• TASK DESCRIPTION
Find how many lines of the listing include the string "ylabel", and report only that figure.

= = = =

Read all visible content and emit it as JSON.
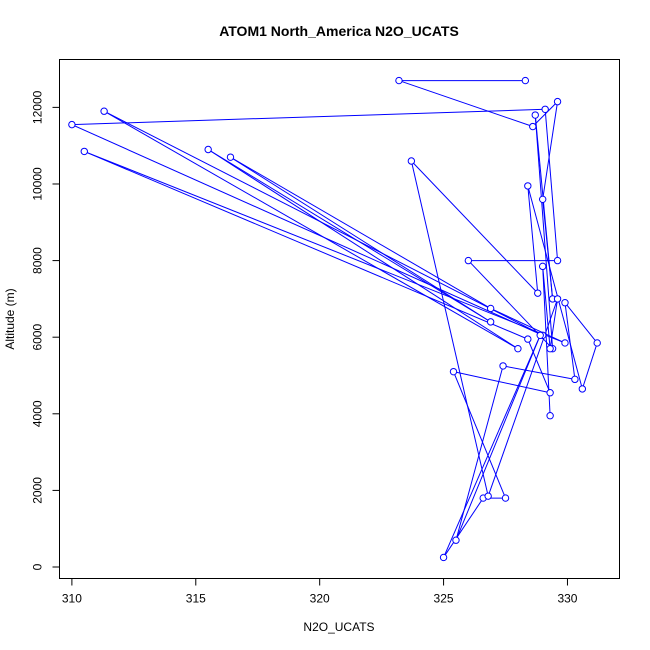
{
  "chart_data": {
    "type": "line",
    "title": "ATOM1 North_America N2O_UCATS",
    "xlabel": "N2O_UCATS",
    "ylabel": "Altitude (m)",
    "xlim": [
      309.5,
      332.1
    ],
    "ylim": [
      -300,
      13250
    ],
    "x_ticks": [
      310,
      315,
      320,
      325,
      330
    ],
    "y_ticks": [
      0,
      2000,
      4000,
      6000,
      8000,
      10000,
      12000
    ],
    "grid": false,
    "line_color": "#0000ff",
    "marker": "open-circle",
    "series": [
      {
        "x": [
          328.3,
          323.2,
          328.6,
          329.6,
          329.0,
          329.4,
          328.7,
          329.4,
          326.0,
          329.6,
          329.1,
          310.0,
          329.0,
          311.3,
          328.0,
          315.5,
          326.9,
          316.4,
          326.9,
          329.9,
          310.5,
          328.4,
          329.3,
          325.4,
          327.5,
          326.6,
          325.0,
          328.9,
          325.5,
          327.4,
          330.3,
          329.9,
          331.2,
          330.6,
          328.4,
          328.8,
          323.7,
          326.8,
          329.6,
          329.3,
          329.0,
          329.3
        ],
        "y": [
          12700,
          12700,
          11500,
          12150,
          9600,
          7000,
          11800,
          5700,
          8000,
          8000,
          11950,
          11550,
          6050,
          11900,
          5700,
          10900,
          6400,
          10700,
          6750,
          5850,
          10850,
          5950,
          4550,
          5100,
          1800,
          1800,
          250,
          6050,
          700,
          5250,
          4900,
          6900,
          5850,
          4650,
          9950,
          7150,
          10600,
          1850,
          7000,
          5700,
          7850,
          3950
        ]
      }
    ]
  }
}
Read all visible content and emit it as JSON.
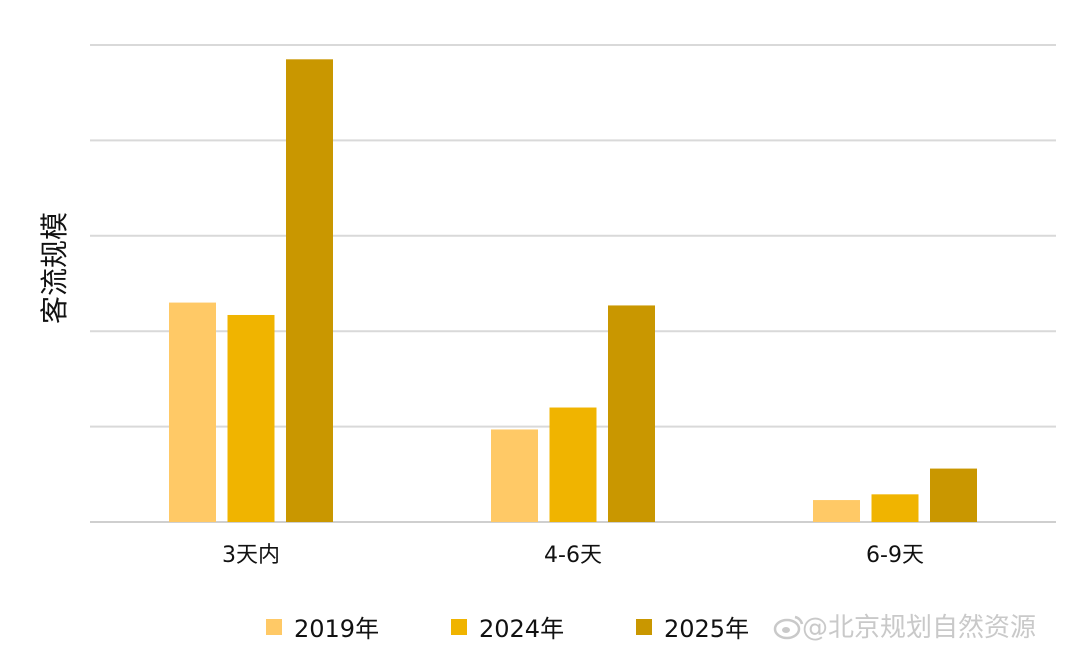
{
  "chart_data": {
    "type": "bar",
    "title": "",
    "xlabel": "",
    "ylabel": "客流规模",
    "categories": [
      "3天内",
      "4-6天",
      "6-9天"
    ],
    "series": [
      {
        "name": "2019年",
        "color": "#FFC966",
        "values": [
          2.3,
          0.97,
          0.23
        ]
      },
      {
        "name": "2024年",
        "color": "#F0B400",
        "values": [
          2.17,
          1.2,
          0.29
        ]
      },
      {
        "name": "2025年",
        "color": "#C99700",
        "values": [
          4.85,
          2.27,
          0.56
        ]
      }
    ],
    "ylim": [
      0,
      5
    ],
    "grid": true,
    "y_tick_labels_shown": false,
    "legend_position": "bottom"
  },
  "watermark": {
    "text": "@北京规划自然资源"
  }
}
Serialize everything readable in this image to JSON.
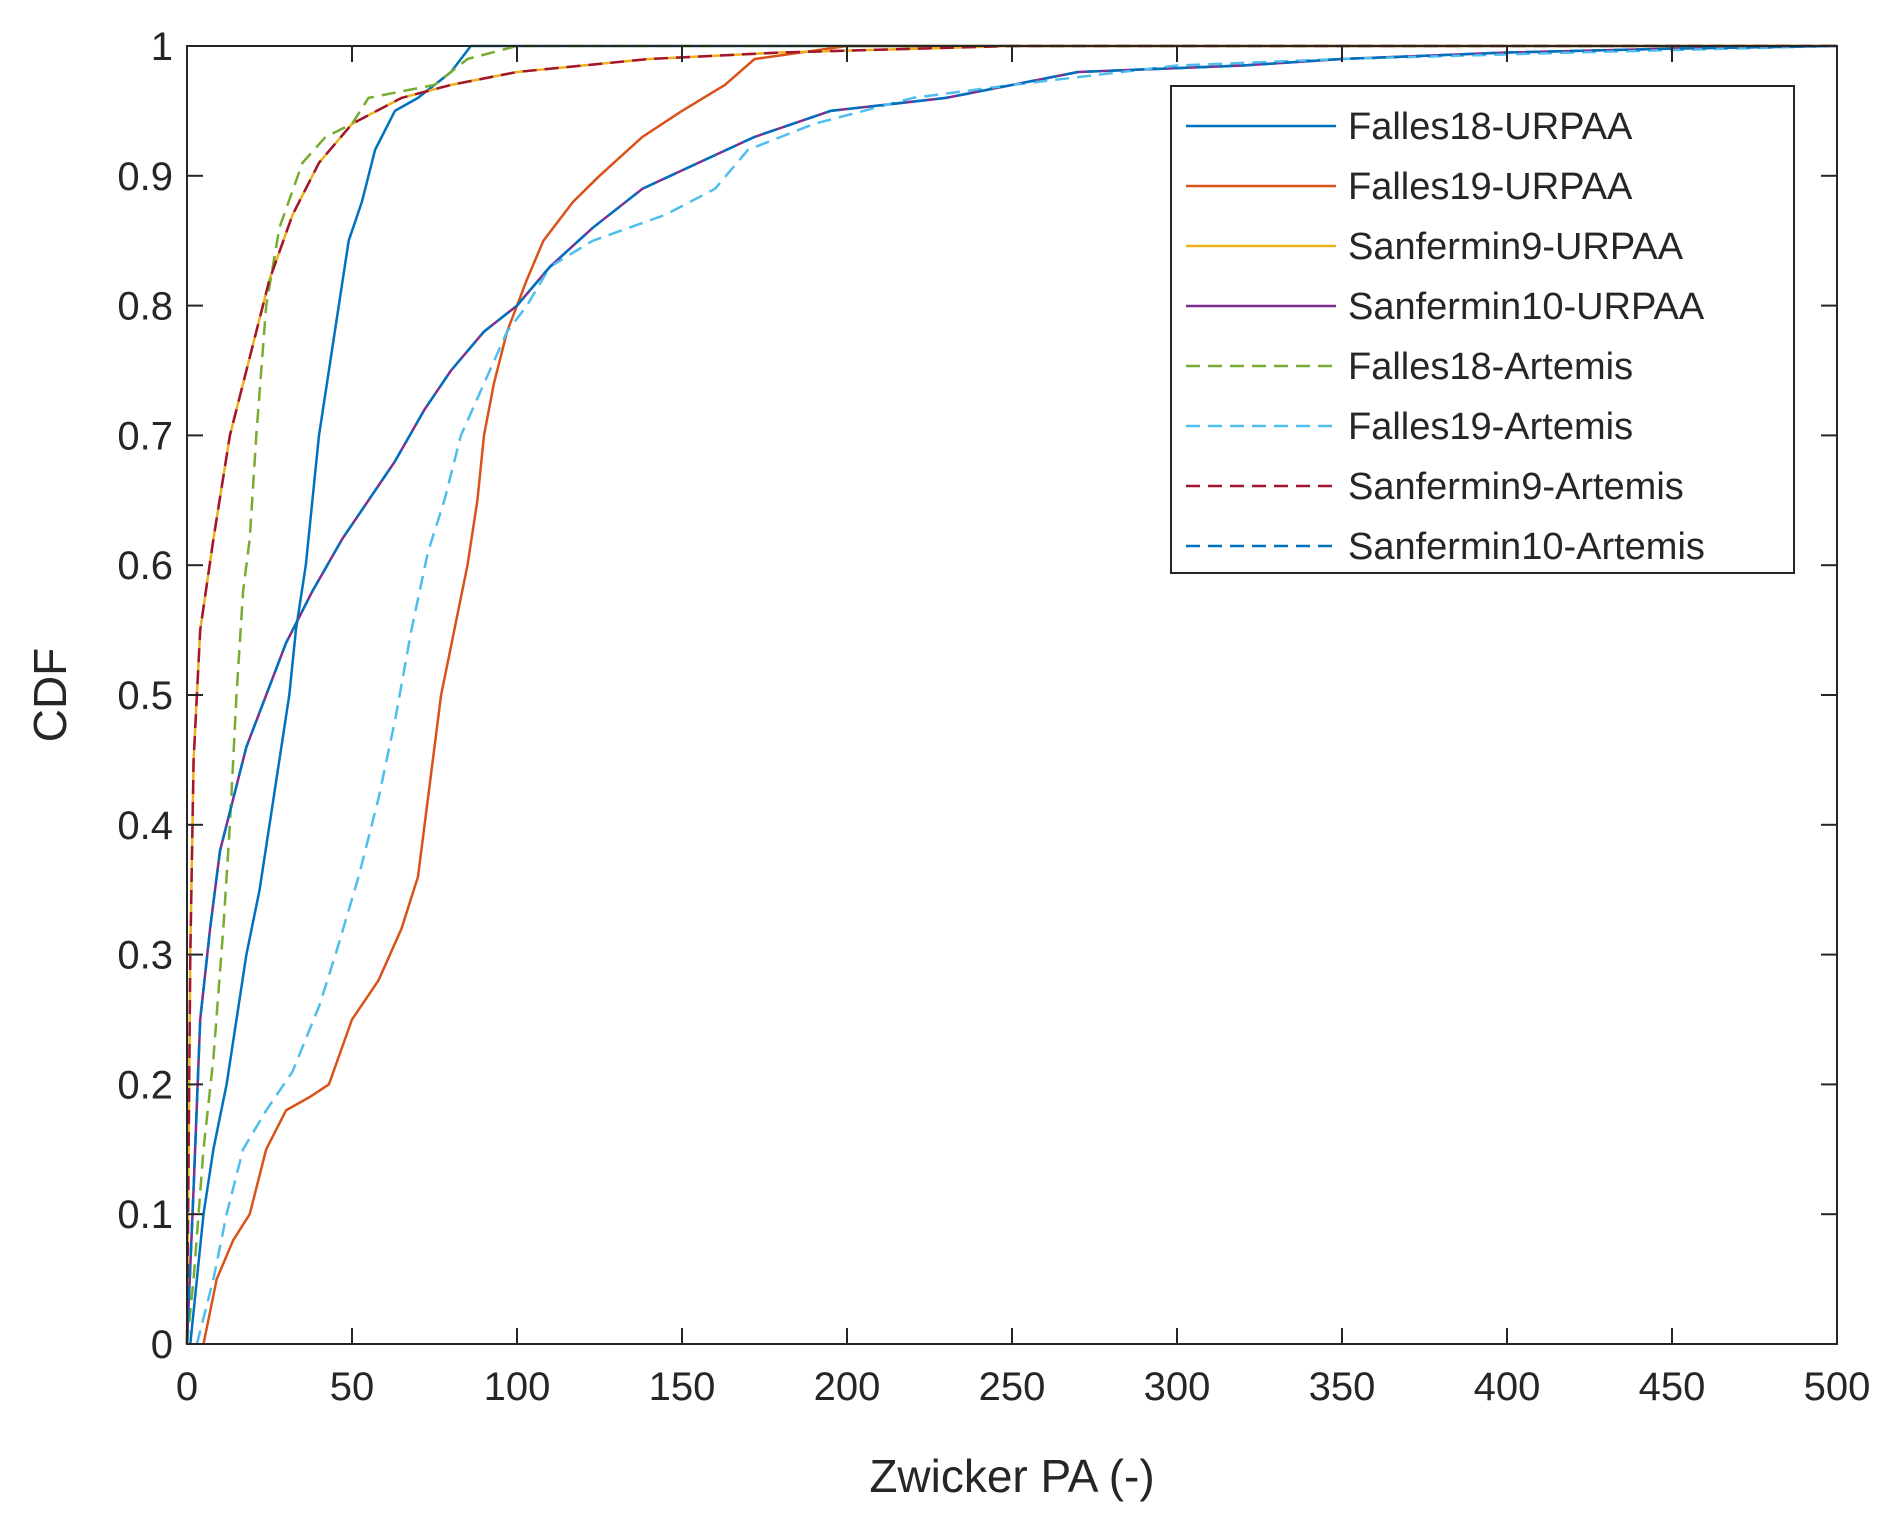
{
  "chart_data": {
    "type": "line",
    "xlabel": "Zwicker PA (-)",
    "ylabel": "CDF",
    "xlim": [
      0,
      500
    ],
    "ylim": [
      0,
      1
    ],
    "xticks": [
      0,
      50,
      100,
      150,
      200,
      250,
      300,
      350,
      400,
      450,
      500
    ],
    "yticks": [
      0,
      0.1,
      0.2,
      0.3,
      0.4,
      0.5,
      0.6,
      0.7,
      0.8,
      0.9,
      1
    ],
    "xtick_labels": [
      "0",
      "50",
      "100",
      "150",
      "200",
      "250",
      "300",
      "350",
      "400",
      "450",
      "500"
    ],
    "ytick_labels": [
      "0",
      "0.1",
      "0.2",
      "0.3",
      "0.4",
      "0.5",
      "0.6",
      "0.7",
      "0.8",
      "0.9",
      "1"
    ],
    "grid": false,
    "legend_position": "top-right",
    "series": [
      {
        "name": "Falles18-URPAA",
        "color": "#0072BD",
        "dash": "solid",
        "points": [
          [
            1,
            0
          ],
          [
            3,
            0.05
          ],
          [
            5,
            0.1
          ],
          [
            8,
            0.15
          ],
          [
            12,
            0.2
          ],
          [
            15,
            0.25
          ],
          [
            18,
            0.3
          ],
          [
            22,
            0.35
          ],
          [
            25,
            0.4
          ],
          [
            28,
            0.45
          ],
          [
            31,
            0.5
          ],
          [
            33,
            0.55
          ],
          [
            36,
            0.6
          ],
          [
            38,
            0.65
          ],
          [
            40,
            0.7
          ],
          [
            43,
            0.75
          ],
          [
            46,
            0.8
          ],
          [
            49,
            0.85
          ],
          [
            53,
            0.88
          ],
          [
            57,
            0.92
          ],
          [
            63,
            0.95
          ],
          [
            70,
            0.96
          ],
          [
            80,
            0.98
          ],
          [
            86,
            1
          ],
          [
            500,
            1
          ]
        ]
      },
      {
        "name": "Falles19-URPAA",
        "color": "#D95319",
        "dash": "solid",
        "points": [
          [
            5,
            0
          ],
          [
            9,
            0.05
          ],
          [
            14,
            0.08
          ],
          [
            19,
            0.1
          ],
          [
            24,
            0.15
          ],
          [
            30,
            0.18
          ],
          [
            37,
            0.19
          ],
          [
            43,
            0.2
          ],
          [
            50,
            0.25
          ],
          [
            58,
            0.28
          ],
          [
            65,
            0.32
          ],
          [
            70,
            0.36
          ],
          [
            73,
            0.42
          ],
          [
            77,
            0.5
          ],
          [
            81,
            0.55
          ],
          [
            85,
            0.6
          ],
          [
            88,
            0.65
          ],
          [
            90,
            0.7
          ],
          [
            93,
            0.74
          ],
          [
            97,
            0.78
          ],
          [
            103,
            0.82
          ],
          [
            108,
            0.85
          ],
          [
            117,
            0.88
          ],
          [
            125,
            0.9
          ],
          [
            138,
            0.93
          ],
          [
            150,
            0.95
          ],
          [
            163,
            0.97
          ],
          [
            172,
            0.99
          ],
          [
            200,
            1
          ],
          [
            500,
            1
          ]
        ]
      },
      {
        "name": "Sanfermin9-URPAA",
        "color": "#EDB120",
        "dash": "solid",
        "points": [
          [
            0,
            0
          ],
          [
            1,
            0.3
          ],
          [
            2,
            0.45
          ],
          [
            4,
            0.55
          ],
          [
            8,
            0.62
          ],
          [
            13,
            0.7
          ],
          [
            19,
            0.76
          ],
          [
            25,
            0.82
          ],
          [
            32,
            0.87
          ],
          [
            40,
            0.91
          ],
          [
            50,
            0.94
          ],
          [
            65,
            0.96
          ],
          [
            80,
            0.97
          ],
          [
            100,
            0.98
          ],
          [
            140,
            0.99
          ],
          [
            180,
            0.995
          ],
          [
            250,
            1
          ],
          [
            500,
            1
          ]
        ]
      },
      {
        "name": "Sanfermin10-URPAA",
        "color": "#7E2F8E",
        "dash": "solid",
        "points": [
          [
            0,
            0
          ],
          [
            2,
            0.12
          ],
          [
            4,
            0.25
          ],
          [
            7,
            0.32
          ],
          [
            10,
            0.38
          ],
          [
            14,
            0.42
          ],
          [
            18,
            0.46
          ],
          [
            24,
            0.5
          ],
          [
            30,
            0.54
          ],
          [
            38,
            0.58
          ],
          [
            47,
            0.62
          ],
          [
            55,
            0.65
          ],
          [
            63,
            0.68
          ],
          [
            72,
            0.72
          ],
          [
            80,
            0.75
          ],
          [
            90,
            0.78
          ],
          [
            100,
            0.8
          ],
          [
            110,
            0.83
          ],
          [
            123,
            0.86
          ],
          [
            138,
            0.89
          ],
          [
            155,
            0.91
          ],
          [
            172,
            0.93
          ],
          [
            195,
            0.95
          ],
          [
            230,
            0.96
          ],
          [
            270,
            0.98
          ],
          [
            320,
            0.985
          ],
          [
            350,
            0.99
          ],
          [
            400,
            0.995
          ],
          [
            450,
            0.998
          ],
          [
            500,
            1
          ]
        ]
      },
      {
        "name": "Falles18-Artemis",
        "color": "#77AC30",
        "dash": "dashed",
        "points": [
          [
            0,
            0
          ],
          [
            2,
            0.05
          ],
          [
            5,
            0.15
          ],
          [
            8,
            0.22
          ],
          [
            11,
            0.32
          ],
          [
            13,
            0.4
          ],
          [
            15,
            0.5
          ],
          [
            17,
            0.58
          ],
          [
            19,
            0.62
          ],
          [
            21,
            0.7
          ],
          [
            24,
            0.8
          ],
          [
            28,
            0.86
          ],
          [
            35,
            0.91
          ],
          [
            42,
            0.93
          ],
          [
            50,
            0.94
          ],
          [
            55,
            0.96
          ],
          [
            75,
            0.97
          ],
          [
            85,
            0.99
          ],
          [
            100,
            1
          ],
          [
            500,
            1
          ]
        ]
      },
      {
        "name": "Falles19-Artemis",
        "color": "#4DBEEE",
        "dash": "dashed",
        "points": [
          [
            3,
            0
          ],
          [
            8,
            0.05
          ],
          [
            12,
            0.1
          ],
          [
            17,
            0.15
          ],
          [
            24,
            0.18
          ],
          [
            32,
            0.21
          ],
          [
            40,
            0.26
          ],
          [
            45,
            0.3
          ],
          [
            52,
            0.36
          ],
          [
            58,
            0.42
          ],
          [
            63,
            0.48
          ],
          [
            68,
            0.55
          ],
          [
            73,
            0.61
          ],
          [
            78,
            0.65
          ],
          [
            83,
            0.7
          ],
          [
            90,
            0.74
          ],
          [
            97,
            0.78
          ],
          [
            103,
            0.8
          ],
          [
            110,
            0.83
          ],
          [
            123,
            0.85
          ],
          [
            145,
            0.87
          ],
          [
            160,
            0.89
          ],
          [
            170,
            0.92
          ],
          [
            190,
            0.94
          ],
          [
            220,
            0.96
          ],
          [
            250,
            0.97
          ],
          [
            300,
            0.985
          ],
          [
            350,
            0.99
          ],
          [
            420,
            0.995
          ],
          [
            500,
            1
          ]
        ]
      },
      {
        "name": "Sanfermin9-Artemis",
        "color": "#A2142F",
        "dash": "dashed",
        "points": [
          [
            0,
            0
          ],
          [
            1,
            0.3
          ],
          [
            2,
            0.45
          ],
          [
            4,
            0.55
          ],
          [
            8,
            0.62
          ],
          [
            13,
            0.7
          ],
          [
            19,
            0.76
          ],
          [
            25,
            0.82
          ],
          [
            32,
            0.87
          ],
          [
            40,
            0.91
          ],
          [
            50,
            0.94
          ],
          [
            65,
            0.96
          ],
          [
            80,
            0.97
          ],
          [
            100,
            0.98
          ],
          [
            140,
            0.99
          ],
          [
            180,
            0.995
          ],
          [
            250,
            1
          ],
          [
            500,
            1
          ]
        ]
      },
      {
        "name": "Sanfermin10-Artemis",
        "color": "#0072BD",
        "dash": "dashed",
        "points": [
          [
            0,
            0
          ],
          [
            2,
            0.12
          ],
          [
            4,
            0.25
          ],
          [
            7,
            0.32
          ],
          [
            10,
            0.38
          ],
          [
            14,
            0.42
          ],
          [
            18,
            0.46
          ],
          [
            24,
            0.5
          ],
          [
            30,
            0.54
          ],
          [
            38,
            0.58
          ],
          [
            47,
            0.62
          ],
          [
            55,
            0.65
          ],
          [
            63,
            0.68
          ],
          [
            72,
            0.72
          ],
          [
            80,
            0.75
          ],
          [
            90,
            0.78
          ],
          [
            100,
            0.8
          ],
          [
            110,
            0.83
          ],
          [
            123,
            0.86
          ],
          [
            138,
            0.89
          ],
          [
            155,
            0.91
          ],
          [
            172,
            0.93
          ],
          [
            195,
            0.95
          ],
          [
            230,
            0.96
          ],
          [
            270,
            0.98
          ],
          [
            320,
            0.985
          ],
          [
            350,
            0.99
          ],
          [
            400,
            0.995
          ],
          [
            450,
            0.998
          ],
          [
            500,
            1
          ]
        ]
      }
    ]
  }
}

= = = =

• THE SOLUTION
3